[Dataset items]
* * * *

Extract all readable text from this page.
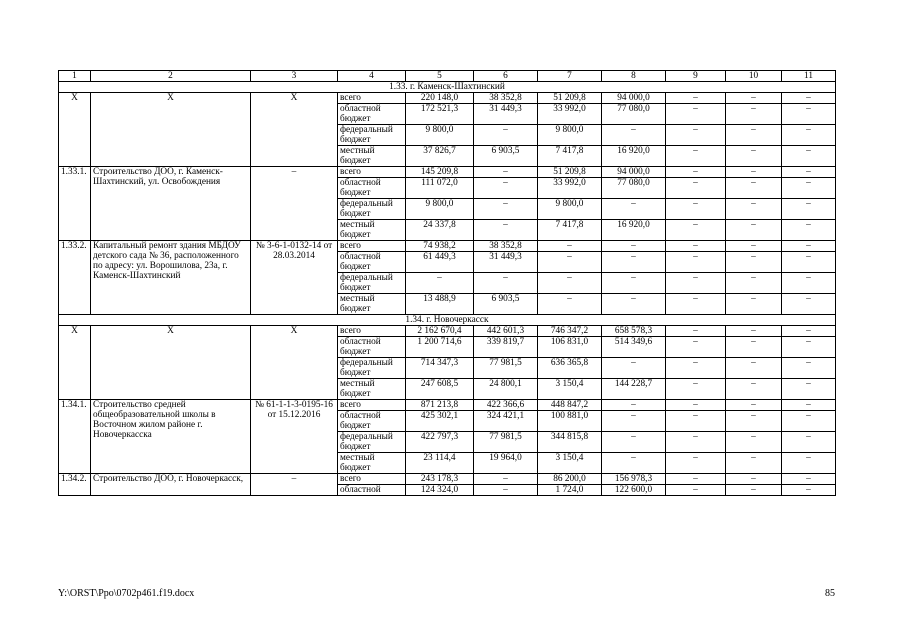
1	2	3	4	5	6	7	8	9	10	11
1.33. г. Каменск-Шахтинский										
Х	Х	Х	всего	220 148,0	38 352,8	51 209,8	94 000,0	–	–	–
			областной бюджет	172 521,3	31 449,3	33 992,0	77 080,0	–	–	–
			федеральный бюджет	9 800,0	–	9 800,0	–	–	–	–
			местный бюджет	37 826,7	6 903,5	7 417,8	16 920,0	–	–	–
1.33.1.	Строительство ДОО, г. Каменск-Шахтинский, ул. Освобождения	–	всего	145 209,8	–	51 209,8	94 000,0	–	–	–
			областной бюджет	111 072,0	–	33 992,0	77 080,0	–	–	–
			федеральный бюджет	9 800,0	–	9 800,0	–	–	–	–
			местный бюджет	24 337,8	–	7 417,8	16 920,0	–	–	–
1.33.2.	Капитальный ремонт здания МБДОУ детского сада № 36, расположенного по адресу: ул. Ворошилова, 23а, г. Каменск-Шахтинский	№ 3-6-1-0132-14 от 28.03.2014	всего	74 938,2	38 352,8	–	–	–	–	–
			областной бюджет	61 449,3	31 449,3	–	–	–	–	–
			федеральный бюджет	–	–	–	–	–	–	–
			местный бюджет	13 488,9	6 903,5	–	–	–	–	–
1.34. г. Новочеркасск										
Х	Х	Х	всего	2 162 670,4	442 601,3	746 347,2	658 578,3	–	–	–
			областной бюджет	1 200 714,6	339 819,7	106 831,0	514 349,6	–	–	–
			федеральный бюджет	714 347,3	77 981,5	636 365,8	–	–	–	–
			местный бюджет	247 608,5	24 800,1	3 150,4	144 228,7	–	–	–
1.34.1.	Строительство средней общеобразовательной школы в Восточном жилом районе г. Новочеркасска	№ 61-1-1-3-0195-16 от 15.12.2016	всего	871 213,8	422 366,6	448 847,2	–	–	–	–
			областной бюджет	425 302,1	324 421,1	100 881,0	–	–	–	–
			федеральный бюджет	422 797,3	77 981,5	344 815,8	–	–	–	–
			местный бюджет	23 114,4	19 964,0	3 150,4	–	–	–	–
1.34.2.	Строительство ДОО, г. Новочеркасск,	–	всего	243 178,3	–	86 200,0	156 978,3	–	–	–
			областной	124 324,0	–	1 724,0	122 600,0	–	–	–
Y:\ORST\Ppo\0702p461.f19.docx	85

* * * *

Repeat the material verbatim. Do not carry over any picture.

Extract all readable text from this page.
1	2	3	4	5	6	7	8	9	10	11
1.33. г. Каменск-Шахтинский										
Х	Х	Х	всего	220 148,0	38 352,8	51 209,8	94 000,0	–	–	–
			областной бюджет	172 521,3	31 449,3	33 992,0	77 080,0	–	–	–
			федеральный бюджет	9 800,0	–	9 800,0	–	–	–	–
			местный бюджет	37 826,7	6 903,5	7 417,8	16 920,0	–	–	–
1.33.1.	Строительство ДОО, г. Каменск-Шахтинский, ул. Освобождения	–	всего	145 209,8	–	51 209,8	94 000,0	–	–	–
			областной бюджет	111 072,0	–	33 992,0	77 080,0	–	–	–
			федеральный бюджет	9 800,0	–	9 800,0	–	–	–	–
			местный бюджет	24 337,8	–	7 417,8	16 920,0	–	–	–
1.33.2.	Капитальный ремонт здания МБДОУ детского сада № 36, расположенного по адресу: ул. Ворошилова, 23а, г. Каменск-Шахтинский	№ 3-6-1-0132-14 от 28.03.2014	всего	74 938,2	38 352,8	–	–	–	–	–
			областной бюджет	61 449,3	31 449,3	–	–	–	–	–
			федеральный бюджет	–	–	–	–	–	–	–
			местный бюджет	13 488,9	6 903,5	–	–	–	–	–
1.34. г. Новочеркасск										
Х	Х	Х	всего	2 162 670,4	442 601,3	746 347,2	658 578,3	–	–	–
			областной бюджет	1 200 714,6	339 819,7	106 831,0	514 349,6	–	–	–
			федеральный бюджет	714 347,3	77 981,5	636 365,8	–	–	–	–
			местный бюджет	247 608,5	24 800,1	3 150,4	144 228,7	–	–	–
1.34.1.	Строительство средней общеобразовательной школы в Восточном жилом районе г. Новочеркасска	№ 61-1-1-3-0195-16 от 15.12.2016	всего	871 213,8	422 366,6	448 847,2	–	–	–	–
			областной бюджет	425 302,1	324 421,1	100 881,0	–	–	–	–
			федеральный бюджет	422 797,3	77 981,5	344 815,8	–	–	–	–
			местный бюджет	23 114,4	19 964,0	3 150,4	–	–	–	–
1.34.2.	Строительство ДОО, г. Новочеркасск,	–	всего	243 178,3	–	86 200,0	156 978,3	–	–	–
			областной	124 324,0	–	1 724,0	122 600,0	–	–	–
Y:\ORST\Ppo\0702p461.f19.docx	85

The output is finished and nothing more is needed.